**What you have to do:**
You are to retype all of the data exactly as it appears.

**Records for the exercise:**

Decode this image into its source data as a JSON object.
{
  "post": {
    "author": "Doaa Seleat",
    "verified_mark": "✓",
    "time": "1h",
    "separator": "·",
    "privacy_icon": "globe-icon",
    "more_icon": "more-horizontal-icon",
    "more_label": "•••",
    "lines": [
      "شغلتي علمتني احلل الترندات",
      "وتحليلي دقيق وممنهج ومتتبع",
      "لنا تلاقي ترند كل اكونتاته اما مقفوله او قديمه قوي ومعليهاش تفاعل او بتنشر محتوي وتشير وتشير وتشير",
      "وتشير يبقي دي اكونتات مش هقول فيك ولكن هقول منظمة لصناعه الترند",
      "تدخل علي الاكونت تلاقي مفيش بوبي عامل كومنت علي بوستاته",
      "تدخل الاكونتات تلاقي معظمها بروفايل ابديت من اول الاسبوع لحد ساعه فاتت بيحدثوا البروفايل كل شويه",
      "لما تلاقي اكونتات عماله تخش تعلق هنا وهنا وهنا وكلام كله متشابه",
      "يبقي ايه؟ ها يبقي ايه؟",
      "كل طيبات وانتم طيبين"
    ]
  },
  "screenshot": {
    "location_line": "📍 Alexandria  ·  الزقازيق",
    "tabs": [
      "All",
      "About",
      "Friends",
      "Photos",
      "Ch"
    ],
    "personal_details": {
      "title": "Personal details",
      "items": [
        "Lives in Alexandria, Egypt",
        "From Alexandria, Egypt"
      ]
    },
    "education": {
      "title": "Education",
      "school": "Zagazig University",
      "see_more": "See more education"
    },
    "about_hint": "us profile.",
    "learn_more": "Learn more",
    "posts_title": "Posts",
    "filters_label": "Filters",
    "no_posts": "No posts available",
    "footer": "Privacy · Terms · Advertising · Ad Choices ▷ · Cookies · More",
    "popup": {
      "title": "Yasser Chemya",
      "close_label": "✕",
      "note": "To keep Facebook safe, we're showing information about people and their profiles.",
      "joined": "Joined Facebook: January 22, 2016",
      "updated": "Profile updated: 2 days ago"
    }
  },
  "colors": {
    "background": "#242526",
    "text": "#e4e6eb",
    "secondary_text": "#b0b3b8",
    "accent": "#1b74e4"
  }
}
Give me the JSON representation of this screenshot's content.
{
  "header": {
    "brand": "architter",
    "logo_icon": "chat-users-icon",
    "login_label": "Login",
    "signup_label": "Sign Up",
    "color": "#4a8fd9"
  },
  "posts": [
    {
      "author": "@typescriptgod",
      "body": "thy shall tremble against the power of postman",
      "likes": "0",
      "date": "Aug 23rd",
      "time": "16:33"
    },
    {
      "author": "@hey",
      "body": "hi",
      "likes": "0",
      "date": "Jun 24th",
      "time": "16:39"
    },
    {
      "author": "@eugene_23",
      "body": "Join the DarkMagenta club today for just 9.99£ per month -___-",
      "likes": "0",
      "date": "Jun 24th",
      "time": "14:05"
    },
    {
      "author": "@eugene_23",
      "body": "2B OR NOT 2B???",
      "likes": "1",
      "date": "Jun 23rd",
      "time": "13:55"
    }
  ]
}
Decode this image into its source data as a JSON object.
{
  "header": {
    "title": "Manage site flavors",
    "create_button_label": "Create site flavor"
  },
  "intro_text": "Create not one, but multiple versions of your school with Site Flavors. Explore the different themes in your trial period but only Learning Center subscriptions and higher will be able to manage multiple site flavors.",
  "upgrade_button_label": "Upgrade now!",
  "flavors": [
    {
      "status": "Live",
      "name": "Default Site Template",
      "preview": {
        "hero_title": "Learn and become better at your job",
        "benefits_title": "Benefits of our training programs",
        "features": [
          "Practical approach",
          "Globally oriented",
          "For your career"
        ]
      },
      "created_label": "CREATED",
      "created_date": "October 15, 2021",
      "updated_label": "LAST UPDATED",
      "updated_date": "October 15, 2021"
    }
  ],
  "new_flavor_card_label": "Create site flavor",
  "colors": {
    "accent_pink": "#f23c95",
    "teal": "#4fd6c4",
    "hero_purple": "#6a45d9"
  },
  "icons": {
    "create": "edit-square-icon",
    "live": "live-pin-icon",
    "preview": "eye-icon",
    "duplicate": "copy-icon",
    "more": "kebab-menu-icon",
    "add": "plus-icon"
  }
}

**Worked answer:**
Decode this image into its source data as a JSON object.
{
  "post": {
    "author": "Doaa Seleat",
    "verified_mark": "✓",
    "time": "1h",
    "separator": "·",
    "privacy_icon": "globe-icon",
    "more_icon": "more-horizontal-icon",
    "more_label": "•••",
    "lines": [
      "شغلتي علمتني احلل الترندات",
      "وتحليلي دقيق وممنهج ومتتبع",
      "لنا تلاقي ترند كل اكونتاته اما مقفوله او قديمه قوي ومعليهاش تفاعل او بتنشر محتوي وتشير وتشير وتشير",
      "وتشير يبقي دي اكونتات مش هقول فيك ولكن هقول منظمة لصناعه الترند",
      "تدخل علي الاكونت تلاقي مفيش بوبي عامل كومنت علي بوستاته",
      "تدخل الاكونتات تلاقي معظمها بروفايل ابديت من اول الاسبوع لحد ساعه فاتت بيحدثوا البروفايل كل شويه",
      "لما تلاقي اكونتات عماله تخش تعلق هنا وهنا وهنا وكلام كله متشابه",
      "يبقي ايه؟ ها يبقي ايه؟",
      "كل طيبات وانتم طيبين"
    ]
  },
  "screenshot": {
    "location_line": "📍 Alexandria  ·  الزقازيق",
    "tabs": [
      "All",
      "About",
      "Friends",
      "Photos",
      "Ch"
    ],
    "personal_details": {
      "title": "Personal details",
      "items": [
        "Lives in Alexandria, Egypt",
        "From Alexandria, Egypt"
      ]
    },
    "education": {
      "title": "Education",
      "school": "Zagazig University",
      "see_more": "See more education"
    },
    "about_hint": "us profile.",
    "learn_more": "Learn more",
    "posts_title": "Posts",
    "filters_label": "Filters",
    "no_posts": "No posts available",
    "footer": "Privacy · Terms · Advertising · Ad Choices ▷ · Cookies · More",
    "popup": {
      "title": "Yasser Chemya",
      "close_label": "✕",
      "note": "To keep Facebook safe, we're showing information about people and their profiles.",
      "joined": "Joined Facebook: January 22, 2016",
      "updated": "Profile updated: 2 days ago"
    }
  },
  "colors": {
    "background": "#242526",
    "text": "#e4e6eb",
    "secondary_text": "#b0b3b8",
    "accent": "#1b74e4"
  }
}
Give me the JSON representation of this screenshot's content.
{
  "header": {
    "brand": "architter",
    "logo_icon": "chat-users-icon",
    "login_label": "Login",
    "signup_label": "Sign Up",
    "color": "#4a8fd9"
  },
  "posts": [
    {
      "author": "@typescriptgod",
      "body": "thy shall tremble against the power of postman",
      "likes": "0",
      "date": "Aug 23rd",
      "time": "16:33"
    },
    {
      "author": "@hey",
      "body": "hi",
      "likes": "0",
      "date": "Jun 24th",
      "time": "16:39"
    },
    {
      "author": "@eugene_23",
      "body": "Join the DarkMagenta club today for just 9.99£ per month -___-",
      "likes": "0",
      "date": "Jun 24th",
      "time": "14:05"
    },
    {
      "author": "@eugene_23",
      "body": "2B OR NOT 2B???",
      "likes": "1",
      "date": "Jun 23rd",
      "time": "13:55"
    }
  ]
}
Decode this image into its source data as a JSON object.
{
  "header": {
    "title": "Manage site flavors",
    "create_button_label": "Create site flavor"
  },
  "intro_text": "Create not one, but multiple versions of your school with Site Flavors. Explore the different themes in your trial period but only Learning Center subscriptions and higher will be able to manage multiple site flavors.",
  "upgrade_button_label": "Upgrade now!",
  "flavors": [
    {
      "status": "Live",
      "name": "Default Site Template",
      "preview": {
        "hero_title": "Learn and become better at your job",
        "benefits_title": "Benefits of our training programs",
        "features": [
          "Practical approach",
          "Globally oriented",
          "For your career"
        ]
      },
      "created_label": "CREATED",
      "created_date": "October 15, 2021",
      "updated_label": "LAST UPDATED",
      "updated_date": "October 15, 2021"
    }
  ],
  "new_flavor_card_label": "Create site flavor",
  "colors": {
    "accent_pink": "#f23c95",
    "teal": "#4fd6c4",
    "hero_purple": "#6a45d9"
  },
  "icons": {
    "create": "edit-square-icon",
    "live": "live-pin-icon",
    "preview": "eye-icon",
    "duplicate": "copy-icon",
    "more": "kebab-menu-icon",
    "add": "plus-icon"
  }
}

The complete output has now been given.